(Collected data)

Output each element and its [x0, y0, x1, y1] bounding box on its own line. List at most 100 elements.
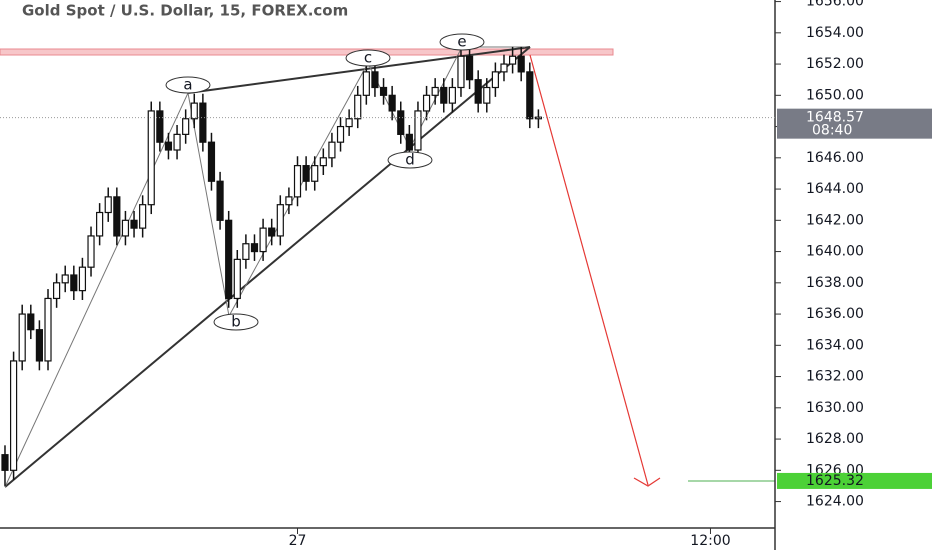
candle-body	[422, 94, 431, 112]
y-tick-label: 1642.00	[806, 212, 864, 228]
candle-body	[259, 227, 267, 253]
candle-body	[345, 118, 353, 128]
candle-body	[1, 454, 9, 471]
y-tick-label: 1654.00	[806, 25, 864, 41]
candle-body	[147, 110, 155, 206]
pattern-label-bubble	[213, 313, 259, 331]
pattern-label: a	[183, 76, 192, 94]
candle-body	[250, 243, 259, 253]
x-tick-label: 27	[289, 533, 307, 549]
candle-body	[354, 94, 362, 120]
y-tick-label: 1632.00	[806, 369, 864, 385]
candle-body	[182, 118, 190, 135]
candle-body	[61, 274, 69, 284]
pattern-label-bubble	[345, 49, 391, 67]
candle-body	[474, 79, 482, 104]
candle-body	[139, 204, 147, 229]
candle-body	[44, 297, 52, 362]
candle-body	[328, 141, 336, 159]
candle-body	[534, 116, 543, 120]
countdown-label: 08:40	[812, 123, 852, 139]
candle-body	[483, 86, 491, 104]
y-tick-label: 1638.00	[806, 275, 864, 291]
support-trendline	[4, 46, 531, 488]
candle-body	[216, 180, 224, 221]
last-price-label: 1648.57	[806, 110, 864, 126]
upper-trendline	[187, 46, 531, 94]
candle-body	[431, 86, 439, 96]
pattern-label: c	[364, 49, 372, 67]
candle-body	[35, 329, 44, 362]
resistance-zone	[0, 48, 614, 56]
candle-body	[397, 110, 405, 135]
candle-body	[70, 274, 78, 292]
pattern-label-bubble	[387, 151, 433, 169]
candle-body	[268, 227, 276, 237]
candle-body	[113, 196, 121, 237]
candle-body	[173, 133, 181, 151]
candle-body	[27, 313, 35, 331]
candle-body	[130, 219, 138, 229]
candle-body	[319, 157, 327, 167]
candle-body	[448, 86, 456, 104]
y-tick-label: 1656.00	[806, 0, 864, 10]
chart-title: Gold Spot / U.S. Dollar, 15, FOREX.com	[22, 2, 348, 20]
candle-body	[465, 55, 474, 81]
candle-body	[78, 266, 87, 292]
candle-body	[405, 133, 413, 151]
candle-body	[9, 360, 18, 471]
projection-arrow	[529, 54, 649, 486]
candle-body	[18, 313, 26, 362]
candle-body	[336, 125, 345, 143]
y-tick-label: 1628.00	[806, 431, 864, 447]
candle-body	[276, 204, 284, 237]
arrow-head	[633, 477, 661, 487]
candle-body	[207, 141, 216, 182]
candle-body	[164, 141, 173, 151]
candle-body	[190, 102, 198, 120]
y-tick-label: 1644.00	[806, 181, 864, 197]
candle-body	[379, 86, 388, 96]
target-price-box	[777, 472, 932, 489]
y-tick-label: 1636.00	[806, 306, 864, 322]
pattern-lines	[4, 46, 531, 488]
candle-body	[285, 196, 293, 206]
candle-body	[371, 71, 379, 89]
candle-body	[242, 243, 250, 260]
candle-body	[53, 282, 61, 300]
candle-body	[199, 102, 207, 143]
y-tick-label: 1640.00	[806, 244, 864, 260]
candle-body	[121, 219, 130, 237]
candle-body	[517, 55, 525, 73]
y-tick-label: 1630.00	[806, 400, 864, 416]
target-price-label: 1625.32	[806, 473, 864, 489]
candle-body	[87, 235, 95, 268]
pattern-label-bubble	[165, 76, 211, 94]
candle-body	[156, 110, 164, 143]
candle-body	[225, 219, 233, 300]
candle-body	[311, 165, 319, 182]
candle-body	[414, 110, 422, 151]
pattern-label: e	[457, 33, 466, 51]
candle-body	[440, 86, 448, 104]
candle-body	[508, 55, 517, 65]
candle-body	[491, 71, 499, 89]
x-tick-label: 12:00	[690, 533, 730, 549]
last-price-box	[777, 108, 932, 139]
candle-body	[500, 63, 508, 73]
y-tick-label: 1624.00	[806, 494, 864, 510]
candle-body	[362, 71, 370, 96]
pattern-label: d	[405, 151, 415, 169]
pattern-label: b	[231, 313, 241, 331]
candle-body	[96, 211, 104, 237]
y-tick-label: 1646.00	[806, 150, 864, 166]
candle-body	[233, 258, 241, 300]
candle-body	[293, 165, 302, 198]
candle-body	[302, 165, 310, 182]
candle-body	[526, 71, 534, 120]
pattern-label-bubble	[439, 33, 485, 51]
candle-body	[457, 55, 465, 89]
y-tick-label: 1652.00	[806, 56, 864, 72]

EXERCISE REQUIREMENTS: Reproduce every line above verbatim, but omit any pictures.

WORKED ANSWER:
Output each element and its [x0, y0, x1, y1] bounding box on its own line. List at most 100 elements.
candle-body	[422, 94, 431, 112]
y-tick-label: 1642.00	[806, 212, 864, 228]
candle-body	[259, 227, 267, 253]
candle-body	[345, 118, 353, 128]
candle-body	[1, 454, 9, 471]
y-tick-label: 1654.00	[806, 25, 864, 41]
candle-body	[147, 110, 155, 206]
pattern-label-bubble	[213, 313, 259, 331]
pattern-label: a	[183, 76, 192, 94]
candle-body	[250, 243, 259, 253]
x-tick-label: 27	[289, 533, 307, 549]
candle-body	[354, 94, 362, 120]
y-tick-label: 1632.00	[806, 369, 864, 385]
candle-body	[182, 118, 190, 135]
candle-body	[61, 274, 69, 284]
pattern-label-bubble	[345, 49, 391, 67]
candle-body	[474, 79, 482, 104]
candle-body	[139, 204, 147, 229]
candle-body	[44, 297, 52, 362]
candle-body	[328, 141, 336, 159]
candle-body	[534, 116, 543, 120]
countdown-label: 08:40	[812, 123, 852, 139]
candle-body	[483, 86, 491, 104]
y-tick-label: 1638.00	[806, 275, 864, 291]
support-trendline	[4, 46, 531, 488]
candle-body	[216, 180, 224, 221]
last-price-label: 1648.57	[806, 110, 864, 126]
upper-trendline	[187, 46, 531, 94]
candle-body	[431, 86, 439, 96]
pattern-label: c	[364, 49, 372, 67]
candle-body	[35, 329, 44, 362]
resistance-zone	[0, 48, 614, 56]
candle-body	[397, 110, 405, 135]
candle-body	[70, 274, 78, 292]
pattern-label-bubble	[387, 151, 433, 169]
candle-body	[268, 227, 276, 237]
candle-body	[113, 196, 121, 237]
candle-body	[173, 133, 181, 151]
candle-body	[27, 313, 35, 331]
candle-body	[130, 219, 138, 229]
candle-body	[319, 157, 327, 167]
candle-body	[448, 86, 456, 104]
y-tick-label: 1656.00	[806, 0, 864, 10]
chart-title: Gold Spot / U.S. Dollar, 15, FOREX.com	[22, 2, 348, 20]
candle-body	[465, 55, 474, 81]
candle-body	[78, 266, 87, 292]
candle-body	[405, 133, 413, 151]
candle-body	[9, 360, 18, 471]
projection-arrow	[529, 54, 649, 486]
candle-body	[18, 313, 26, 362]
candle-body	[336, 125, 345, 143]
y-tick-label: 1628.00	[806, 431, 864, 447]
candle-body	[276, 204, 284, 237]
arrow-head	[633, 477, 661, 487]
candle-body	[207, 141, 216, 182]
candle-body	[164, 141, 173, 151]
candle-body	[190, 102, 198, 120]
y-tick-label: 1644.00	[806, 181, 864, 197]
candle-body	[379, 86, 388, 96]
target-price-box	[777, 472, 932, 489]
y-tick-label: 1636.00	[806, 306, 864, 322]
pattern-lines	[4, 46, 531, 488]
candle-body	[285, 196, 293, 206]
candle-body	[371, 71, 379, 89]
candle-body	[242, 243, 250, 260]
candle-body	[53, 282, 61, 300]
candle-body	[199, 102, 207, 143]
y-tick-label: 1640.00	[806, 244, 864, 260]
candle-body	[121, 219, 130, 237]
candle-body	[517, 55, 525, 73]
y-tick-label: 1630.00	[806, 400, 864, 416]
target-price-label: 1625.32	[806, 473, 864, 489]
candle-body	[87, 235, 95, 268]
pattern-label-bubble	[165, 76, 211, 94]
candle-body	[156, 110, 164, 143]
candle-body	[225, 219, 233, 300]
candle-body	[311, 165, 319, 182]
candle-body	[414, 110, 422, 151]
pattern-label: e	[457, 33, 466, 51]
candle-body	[440, 86, 448, 104]
candle-body	[508, 55, 517, 65]
candle-body	[491, 71, 499, 89]
x-tick-label: 12:00	[690, 533, 730, 549]
last-price-box	[777, 108, 932, 139]
candle-body	[500, 63, 508, 73]
y-tick-label: 1624.00	[806, 494, 864, 510]
candle-body	[362, 71, 370, 96]
pattern-label: d	[405, 151, 415, 169]
pattern-label: b	[231, 313, 241, 331]
candle-body	[96, 211, 104, 237]
y-tick-label: 1646.00	[806, 150, 864, 166]
candle-body	[233, 258, 241, 300]
candle-body	[293, 165, 302, 198]
candle-body	[302, 165, 310, 182]
candle-body	[526, 71, 534, 120]
pattern-label-bubble	[439, 33, 485, 51]
candle-body	[457, 55, 465, 89]
y-tick-label: 1652.00	[806, 56, 864, 72]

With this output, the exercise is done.